▸ What you need to do:
Find every line in the items below that contains the string "text", treating uppercase and lowercase as different, and copy each of those lines.

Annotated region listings
====

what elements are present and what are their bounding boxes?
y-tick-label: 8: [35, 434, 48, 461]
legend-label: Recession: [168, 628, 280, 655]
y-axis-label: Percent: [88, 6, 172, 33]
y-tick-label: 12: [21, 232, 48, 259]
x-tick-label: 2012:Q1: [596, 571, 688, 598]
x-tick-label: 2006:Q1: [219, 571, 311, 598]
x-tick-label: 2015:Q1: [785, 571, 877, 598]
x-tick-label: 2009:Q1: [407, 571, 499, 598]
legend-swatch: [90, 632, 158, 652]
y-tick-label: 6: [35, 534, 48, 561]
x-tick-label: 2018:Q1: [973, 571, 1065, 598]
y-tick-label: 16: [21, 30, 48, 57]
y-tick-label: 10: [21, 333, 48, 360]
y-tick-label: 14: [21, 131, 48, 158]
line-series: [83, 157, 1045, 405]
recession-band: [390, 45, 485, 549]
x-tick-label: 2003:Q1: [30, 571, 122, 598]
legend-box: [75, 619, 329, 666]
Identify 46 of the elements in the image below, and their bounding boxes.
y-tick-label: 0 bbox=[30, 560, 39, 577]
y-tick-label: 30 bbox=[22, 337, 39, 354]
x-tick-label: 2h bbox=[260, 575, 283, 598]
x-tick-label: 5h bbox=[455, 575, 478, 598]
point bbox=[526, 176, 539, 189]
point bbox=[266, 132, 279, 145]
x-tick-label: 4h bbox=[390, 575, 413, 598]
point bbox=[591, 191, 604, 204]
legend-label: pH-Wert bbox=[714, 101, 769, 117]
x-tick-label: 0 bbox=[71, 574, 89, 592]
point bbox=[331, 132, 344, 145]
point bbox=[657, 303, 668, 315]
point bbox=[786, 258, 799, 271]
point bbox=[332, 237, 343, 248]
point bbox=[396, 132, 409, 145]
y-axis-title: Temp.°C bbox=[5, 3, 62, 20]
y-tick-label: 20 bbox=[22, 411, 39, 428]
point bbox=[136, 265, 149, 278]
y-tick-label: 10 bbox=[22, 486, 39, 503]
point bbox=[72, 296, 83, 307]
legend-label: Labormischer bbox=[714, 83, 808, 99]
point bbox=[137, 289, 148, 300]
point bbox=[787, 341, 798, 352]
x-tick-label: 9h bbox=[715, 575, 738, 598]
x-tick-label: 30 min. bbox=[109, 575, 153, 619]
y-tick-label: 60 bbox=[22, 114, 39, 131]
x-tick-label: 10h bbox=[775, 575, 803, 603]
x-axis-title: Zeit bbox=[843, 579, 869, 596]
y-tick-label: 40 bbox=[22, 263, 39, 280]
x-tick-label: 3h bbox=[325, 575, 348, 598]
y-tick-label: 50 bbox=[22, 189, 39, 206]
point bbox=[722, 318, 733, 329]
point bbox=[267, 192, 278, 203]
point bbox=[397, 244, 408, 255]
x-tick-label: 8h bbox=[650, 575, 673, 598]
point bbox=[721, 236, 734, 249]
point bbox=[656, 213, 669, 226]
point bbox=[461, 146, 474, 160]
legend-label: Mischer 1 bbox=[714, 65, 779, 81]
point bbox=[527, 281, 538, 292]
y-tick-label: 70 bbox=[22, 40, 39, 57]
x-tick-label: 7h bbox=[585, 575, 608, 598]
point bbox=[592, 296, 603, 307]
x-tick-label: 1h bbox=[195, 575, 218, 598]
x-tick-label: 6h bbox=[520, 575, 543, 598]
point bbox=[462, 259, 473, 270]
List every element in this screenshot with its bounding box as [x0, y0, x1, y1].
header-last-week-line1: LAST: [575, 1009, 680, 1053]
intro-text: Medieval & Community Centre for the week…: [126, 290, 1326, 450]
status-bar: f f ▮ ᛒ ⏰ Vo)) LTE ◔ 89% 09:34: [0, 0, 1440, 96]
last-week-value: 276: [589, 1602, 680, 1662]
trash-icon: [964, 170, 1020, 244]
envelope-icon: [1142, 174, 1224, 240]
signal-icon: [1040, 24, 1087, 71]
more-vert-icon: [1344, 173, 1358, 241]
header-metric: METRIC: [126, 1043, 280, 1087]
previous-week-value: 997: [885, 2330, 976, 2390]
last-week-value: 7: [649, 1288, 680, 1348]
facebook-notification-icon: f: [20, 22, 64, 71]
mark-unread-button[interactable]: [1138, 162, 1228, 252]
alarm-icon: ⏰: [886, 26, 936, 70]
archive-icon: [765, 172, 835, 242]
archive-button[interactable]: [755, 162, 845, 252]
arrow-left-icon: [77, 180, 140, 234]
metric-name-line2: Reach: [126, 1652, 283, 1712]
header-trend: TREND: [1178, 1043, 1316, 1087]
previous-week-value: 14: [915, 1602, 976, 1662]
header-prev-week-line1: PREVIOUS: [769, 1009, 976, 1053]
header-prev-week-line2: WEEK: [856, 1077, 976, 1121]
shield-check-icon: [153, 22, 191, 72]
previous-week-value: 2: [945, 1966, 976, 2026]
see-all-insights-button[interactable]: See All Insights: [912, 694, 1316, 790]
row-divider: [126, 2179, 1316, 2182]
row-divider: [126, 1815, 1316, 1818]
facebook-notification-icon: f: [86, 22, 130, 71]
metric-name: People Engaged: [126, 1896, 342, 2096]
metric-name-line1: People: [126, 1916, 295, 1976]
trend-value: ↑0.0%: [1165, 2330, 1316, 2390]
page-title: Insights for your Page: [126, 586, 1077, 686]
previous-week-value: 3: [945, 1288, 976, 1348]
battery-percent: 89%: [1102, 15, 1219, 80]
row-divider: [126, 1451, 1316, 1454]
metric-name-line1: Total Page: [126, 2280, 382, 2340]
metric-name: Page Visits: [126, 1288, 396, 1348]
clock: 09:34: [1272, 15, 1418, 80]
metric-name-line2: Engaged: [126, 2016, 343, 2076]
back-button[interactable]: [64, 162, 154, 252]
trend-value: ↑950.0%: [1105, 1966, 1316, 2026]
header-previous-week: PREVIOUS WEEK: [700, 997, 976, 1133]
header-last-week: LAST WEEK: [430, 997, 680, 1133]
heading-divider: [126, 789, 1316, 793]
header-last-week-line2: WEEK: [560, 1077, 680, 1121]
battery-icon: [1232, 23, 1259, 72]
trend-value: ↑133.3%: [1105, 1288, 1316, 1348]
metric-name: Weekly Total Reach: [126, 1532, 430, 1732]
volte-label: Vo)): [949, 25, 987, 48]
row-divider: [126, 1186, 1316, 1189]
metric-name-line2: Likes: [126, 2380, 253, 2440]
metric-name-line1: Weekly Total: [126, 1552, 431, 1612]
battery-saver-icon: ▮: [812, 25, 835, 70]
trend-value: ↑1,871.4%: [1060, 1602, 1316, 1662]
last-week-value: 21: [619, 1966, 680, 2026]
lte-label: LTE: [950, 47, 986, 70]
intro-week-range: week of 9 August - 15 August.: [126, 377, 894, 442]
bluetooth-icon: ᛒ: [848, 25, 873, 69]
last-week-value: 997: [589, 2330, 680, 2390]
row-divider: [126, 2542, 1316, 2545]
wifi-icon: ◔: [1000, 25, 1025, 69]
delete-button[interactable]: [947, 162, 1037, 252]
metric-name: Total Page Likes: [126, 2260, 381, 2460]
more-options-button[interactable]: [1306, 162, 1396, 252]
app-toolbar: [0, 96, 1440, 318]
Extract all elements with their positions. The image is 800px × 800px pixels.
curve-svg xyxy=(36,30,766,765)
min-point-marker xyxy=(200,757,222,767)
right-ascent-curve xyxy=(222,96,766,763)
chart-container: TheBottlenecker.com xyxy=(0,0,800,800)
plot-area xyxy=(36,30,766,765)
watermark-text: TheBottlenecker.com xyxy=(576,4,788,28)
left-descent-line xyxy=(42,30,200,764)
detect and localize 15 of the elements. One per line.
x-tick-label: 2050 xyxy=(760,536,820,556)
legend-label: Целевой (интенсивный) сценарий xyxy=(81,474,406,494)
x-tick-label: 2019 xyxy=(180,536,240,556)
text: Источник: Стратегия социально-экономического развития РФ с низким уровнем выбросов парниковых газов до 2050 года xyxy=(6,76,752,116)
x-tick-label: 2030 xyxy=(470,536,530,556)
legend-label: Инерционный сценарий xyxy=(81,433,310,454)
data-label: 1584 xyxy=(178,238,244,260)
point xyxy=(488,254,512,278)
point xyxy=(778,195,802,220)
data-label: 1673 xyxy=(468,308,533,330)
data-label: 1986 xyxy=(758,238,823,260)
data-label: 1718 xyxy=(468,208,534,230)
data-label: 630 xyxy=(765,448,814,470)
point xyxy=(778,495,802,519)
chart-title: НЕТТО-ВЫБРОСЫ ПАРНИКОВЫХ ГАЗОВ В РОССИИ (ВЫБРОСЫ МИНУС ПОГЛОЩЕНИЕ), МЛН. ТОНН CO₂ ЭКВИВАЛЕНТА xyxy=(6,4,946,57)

====

▸ Answer for the task:
intro-text: Medieval & Community Centre for the week…: [126, 290, 1326, 450]
watermark-text: TheBottlenecker.com xyxy=(576,4,788,28)
text: Источник: Стратегия социально-экономического развития РФ с низким уровнем выбросов парниковых газов до 2050 года xyxy=(6,76,752,116)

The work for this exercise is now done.